• Layout element annotations:
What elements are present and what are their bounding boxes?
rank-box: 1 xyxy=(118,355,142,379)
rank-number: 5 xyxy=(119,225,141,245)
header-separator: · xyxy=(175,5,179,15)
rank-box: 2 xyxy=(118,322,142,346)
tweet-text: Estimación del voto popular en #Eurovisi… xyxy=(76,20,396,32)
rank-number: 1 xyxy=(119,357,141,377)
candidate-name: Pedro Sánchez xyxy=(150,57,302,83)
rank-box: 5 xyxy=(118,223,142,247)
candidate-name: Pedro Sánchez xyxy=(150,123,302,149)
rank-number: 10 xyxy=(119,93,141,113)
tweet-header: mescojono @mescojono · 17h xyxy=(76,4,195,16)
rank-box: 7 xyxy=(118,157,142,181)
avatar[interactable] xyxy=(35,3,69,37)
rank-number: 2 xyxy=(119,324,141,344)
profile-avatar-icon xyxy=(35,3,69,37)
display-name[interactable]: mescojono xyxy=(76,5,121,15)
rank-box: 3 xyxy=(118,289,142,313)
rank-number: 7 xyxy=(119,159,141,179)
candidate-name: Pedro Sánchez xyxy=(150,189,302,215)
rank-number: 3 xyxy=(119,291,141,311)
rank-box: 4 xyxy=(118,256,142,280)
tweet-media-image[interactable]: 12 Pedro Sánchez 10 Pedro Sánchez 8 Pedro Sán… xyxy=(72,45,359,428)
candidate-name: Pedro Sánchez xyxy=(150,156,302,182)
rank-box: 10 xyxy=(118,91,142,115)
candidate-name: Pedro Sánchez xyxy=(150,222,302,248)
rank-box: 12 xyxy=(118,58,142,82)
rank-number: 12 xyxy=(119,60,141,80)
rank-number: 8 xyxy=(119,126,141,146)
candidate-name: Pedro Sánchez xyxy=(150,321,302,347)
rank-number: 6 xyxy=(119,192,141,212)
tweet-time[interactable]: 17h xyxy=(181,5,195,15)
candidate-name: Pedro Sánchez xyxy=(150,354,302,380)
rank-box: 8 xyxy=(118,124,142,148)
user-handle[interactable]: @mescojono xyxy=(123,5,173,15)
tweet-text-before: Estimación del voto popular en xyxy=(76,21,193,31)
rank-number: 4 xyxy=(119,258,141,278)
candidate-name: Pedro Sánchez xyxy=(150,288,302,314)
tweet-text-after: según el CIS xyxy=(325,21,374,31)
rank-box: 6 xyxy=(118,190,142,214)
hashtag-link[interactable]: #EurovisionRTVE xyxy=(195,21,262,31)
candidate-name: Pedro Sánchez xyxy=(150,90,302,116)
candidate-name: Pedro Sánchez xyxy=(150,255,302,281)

• Instruction: Locate every line in the entries above that contains the string "text", matching case, and copy each of those lines.

• Output for this task:
tweet-text: Estimación del voto popular en #Eurovisi… xyxy=(76,20,396,32)
tweet-text-before: Estimación del voto popular en xyxy=(76,21,193,31)
tweet-text-after: según el CIS xyxy=(325,21,374,31)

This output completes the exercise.